• Exercise:
Locate all lines with the word "H₂CrO₄". Copy them.

• Task data:
____

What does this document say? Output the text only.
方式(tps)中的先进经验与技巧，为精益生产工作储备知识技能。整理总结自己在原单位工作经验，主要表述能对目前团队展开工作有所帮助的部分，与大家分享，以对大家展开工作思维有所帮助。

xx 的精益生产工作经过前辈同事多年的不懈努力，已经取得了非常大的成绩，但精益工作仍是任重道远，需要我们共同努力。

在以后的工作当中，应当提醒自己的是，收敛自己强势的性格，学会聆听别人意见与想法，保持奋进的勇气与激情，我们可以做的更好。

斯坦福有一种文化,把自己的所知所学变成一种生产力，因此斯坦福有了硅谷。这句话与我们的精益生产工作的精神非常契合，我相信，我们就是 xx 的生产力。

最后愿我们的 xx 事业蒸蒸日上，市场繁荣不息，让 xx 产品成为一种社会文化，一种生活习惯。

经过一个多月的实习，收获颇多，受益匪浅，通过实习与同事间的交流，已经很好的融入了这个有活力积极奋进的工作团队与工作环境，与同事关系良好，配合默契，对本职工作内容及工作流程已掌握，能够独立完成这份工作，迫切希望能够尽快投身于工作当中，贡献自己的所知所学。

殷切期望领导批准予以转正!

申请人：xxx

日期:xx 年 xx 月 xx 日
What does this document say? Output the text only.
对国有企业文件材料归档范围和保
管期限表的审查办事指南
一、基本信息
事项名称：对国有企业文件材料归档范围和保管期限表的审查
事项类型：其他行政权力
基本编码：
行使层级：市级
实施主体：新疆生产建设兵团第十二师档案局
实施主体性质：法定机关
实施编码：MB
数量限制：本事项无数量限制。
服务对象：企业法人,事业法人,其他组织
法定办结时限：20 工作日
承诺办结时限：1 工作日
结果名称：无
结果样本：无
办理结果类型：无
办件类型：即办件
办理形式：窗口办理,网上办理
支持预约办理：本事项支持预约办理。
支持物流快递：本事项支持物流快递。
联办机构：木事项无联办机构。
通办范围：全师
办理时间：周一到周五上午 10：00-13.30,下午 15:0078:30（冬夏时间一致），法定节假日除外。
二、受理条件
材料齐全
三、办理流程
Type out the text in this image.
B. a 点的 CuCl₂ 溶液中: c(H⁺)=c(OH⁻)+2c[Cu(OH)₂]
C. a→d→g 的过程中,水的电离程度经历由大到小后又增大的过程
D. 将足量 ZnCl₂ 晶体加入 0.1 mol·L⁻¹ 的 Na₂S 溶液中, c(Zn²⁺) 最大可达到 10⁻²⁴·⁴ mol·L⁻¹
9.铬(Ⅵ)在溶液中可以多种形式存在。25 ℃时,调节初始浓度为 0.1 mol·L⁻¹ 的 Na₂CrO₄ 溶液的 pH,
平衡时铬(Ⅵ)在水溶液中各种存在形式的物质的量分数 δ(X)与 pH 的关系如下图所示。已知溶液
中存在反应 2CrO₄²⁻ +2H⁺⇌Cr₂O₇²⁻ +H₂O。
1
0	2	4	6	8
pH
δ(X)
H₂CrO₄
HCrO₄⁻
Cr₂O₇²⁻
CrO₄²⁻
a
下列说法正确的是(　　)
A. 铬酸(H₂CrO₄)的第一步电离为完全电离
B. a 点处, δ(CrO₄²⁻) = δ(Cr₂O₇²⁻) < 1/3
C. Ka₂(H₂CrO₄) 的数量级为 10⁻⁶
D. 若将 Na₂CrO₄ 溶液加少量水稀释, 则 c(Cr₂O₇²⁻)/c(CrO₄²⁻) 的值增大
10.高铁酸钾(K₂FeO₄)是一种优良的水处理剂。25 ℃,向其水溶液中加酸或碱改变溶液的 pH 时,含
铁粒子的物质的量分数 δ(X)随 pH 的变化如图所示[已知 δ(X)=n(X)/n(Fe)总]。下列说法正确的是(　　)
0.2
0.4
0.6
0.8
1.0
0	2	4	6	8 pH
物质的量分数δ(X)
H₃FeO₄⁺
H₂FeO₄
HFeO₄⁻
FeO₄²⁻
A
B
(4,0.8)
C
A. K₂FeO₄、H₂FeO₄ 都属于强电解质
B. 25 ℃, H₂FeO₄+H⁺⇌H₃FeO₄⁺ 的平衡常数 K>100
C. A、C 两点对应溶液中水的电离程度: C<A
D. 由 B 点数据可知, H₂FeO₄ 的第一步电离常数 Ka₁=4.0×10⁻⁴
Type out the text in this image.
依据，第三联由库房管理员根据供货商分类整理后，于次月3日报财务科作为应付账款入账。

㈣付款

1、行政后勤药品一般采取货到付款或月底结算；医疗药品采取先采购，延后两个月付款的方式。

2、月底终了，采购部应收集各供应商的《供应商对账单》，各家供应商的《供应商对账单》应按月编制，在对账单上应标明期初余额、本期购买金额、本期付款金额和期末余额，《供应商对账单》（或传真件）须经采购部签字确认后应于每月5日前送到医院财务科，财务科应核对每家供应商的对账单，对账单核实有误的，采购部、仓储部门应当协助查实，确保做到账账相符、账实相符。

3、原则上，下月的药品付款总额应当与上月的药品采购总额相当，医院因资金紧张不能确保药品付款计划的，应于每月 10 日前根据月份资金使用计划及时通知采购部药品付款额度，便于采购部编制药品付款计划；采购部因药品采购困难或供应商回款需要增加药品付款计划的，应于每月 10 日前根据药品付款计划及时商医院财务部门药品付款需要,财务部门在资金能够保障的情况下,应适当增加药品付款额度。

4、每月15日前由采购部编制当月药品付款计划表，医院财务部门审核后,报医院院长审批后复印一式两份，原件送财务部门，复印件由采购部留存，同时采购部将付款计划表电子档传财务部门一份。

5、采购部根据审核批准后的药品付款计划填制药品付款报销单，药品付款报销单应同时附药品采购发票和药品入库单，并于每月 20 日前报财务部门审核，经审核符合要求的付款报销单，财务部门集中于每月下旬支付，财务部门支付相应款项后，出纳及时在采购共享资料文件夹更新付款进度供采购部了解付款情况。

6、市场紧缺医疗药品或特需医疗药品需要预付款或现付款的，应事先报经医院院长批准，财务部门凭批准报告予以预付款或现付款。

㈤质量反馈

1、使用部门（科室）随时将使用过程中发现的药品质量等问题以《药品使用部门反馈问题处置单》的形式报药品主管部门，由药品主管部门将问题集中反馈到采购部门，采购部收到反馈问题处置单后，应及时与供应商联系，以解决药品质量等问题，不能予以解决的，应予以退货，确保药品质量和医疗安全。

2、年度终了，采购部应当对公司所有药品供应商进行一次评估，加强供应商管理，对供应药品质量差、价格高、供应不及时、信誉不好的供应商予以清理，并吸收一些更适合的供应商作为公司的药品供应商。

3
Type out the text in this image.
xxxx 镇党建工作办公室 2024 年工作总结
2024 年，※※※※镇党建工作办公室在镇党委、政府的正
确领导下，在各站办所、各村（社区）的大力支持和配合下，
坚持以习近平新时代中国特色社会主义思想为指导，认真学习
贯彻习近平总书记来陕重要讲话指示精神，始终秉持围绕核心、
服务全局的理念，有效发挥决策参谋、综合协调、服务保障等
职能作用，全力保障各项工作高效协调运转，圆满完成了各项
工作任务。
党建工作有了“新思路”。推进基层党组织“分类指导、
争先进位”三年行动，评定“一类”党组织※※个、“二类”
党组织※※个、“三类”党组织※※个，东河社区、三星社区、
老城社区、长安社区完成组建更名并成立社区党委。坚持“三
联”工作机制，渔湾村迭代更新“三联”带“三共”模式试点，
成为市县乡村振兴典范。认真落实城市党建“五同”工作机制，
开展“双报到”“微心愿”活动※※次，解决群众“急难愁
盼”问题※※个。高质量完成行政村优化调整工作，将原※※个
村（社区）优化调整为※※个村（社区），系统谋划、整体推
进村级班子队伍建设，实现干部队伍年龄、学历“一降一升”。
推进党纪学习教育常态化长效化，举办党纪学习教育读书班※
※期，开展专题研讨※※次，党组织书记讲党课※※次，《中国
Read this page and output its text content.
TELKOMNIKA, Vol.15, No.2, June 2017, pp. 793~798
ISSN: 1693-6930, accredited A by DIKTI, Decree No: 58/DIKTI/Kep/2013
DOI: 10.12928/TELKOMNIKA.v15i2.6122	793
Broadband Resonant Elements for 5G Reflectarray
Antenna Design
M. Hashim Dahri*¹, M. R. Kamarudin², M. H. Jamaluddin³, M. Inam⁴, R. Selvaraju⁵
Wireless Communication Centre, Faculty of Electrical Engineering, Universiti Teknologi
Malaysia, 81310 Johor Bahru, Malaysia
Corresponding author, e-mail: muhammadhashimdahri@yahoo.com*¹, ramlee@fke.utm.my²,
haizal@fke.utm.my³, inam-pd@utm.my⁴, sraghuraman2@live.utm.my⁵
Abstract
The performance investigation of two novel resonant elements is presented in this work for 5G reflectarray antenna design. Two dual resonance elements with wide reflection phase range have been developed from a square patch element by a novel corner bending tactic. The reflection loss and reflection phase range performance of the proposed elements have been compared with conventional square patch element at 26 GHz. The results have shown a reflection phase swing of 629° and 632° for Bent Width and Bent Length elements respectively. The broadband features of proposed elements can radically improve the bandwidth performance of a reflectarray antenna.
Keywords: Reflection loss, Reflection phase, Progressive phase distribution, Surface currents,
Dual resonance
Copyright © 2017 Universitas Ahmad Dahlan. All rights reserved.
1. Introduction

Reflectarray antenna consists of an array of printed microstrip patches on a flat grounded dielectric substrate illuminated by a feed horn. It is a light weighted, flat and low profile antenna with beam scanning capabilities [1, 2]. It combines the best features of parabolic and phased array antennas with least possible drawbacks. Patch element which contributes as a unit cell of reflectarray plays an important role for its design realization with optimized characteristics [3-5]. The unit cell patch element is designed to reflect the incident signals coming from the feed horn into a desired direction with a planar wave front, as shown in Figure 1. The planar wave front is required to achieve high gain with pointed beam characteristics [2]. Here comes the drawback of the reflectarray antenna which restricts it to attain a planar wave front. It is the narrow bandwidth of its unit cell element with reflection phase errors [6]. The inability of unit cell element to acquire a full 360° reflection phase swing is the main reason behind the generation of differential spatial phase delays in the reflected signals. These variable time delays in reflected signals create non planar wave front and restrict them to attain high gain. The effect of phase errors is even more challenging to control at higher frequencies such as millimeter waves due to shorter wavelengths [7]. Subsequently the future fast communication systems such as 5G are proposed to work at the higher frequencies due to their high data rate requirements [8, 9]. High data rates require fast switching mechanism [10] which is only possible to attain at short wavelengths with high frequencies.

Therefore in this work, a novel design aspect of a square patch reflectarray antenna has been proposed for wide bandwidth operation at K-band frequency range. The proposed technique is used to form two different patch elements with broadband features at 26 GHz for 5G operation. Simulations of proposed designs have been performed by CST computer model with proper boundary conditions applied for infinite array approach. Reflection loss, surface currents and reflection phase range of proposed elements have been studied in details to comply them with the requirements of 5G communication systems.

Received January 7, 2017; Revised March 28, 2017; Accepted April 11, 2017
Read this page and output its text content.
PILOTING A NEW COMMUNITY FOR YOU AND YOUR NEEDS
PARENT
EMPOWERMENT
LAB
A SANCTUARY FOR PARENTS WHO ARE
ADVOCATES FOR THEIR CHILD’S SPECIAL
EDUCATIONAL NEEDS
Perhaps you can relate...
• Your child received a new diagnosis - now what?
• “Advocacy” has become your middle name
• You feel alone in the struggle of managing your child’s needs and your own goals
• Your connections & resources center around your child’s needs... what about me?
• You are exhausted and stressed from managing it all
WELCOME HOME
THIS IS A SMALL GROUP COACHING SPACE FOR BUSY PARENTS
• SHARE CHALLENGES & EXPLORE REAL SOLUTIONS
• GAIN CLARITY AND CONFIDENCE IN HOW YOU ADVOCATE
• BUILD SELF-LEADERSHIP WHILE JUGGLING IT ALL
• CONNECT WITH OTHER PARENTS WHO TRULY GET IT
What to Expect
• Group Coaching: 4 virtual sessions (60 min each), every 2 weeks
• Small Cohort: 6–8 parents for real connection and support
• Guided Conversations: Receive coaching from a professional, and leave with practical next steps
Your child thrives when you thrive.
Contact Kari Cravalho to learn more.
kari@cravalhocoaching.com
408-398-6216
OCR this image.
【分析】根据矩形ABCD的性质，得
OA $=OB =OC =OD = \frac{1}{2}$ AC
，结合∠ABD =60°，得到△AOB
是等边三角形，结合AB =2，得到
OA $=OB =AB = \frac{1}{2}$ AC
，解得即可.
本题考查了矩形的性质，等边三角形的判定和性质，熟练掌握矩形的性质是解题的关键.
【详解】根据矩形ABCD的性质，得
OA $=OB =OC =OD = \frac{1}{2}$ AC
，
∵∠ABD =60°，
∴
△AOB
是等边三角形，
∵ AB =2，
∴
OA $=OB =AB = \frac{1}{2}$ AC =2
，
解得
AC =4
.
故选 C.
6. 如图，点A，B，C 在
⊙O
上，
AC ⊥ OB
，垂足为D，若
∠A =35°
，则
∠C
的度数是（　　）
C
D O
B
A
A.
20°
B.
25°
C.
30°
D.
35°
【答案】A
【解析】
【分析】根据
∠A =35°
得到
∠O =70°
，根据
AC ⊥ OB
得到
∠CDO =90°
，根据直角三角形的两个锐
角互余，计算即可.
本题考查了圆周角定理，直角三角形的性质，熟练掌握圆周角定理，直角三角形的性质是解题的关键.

____

• Result of this task:
H₂CrO₄
A. 铬酸(H₂CrO₄)的第一步电离为完全电离
C. Ka₂(H₂CrO₄) 的数量级为 10⁻⁶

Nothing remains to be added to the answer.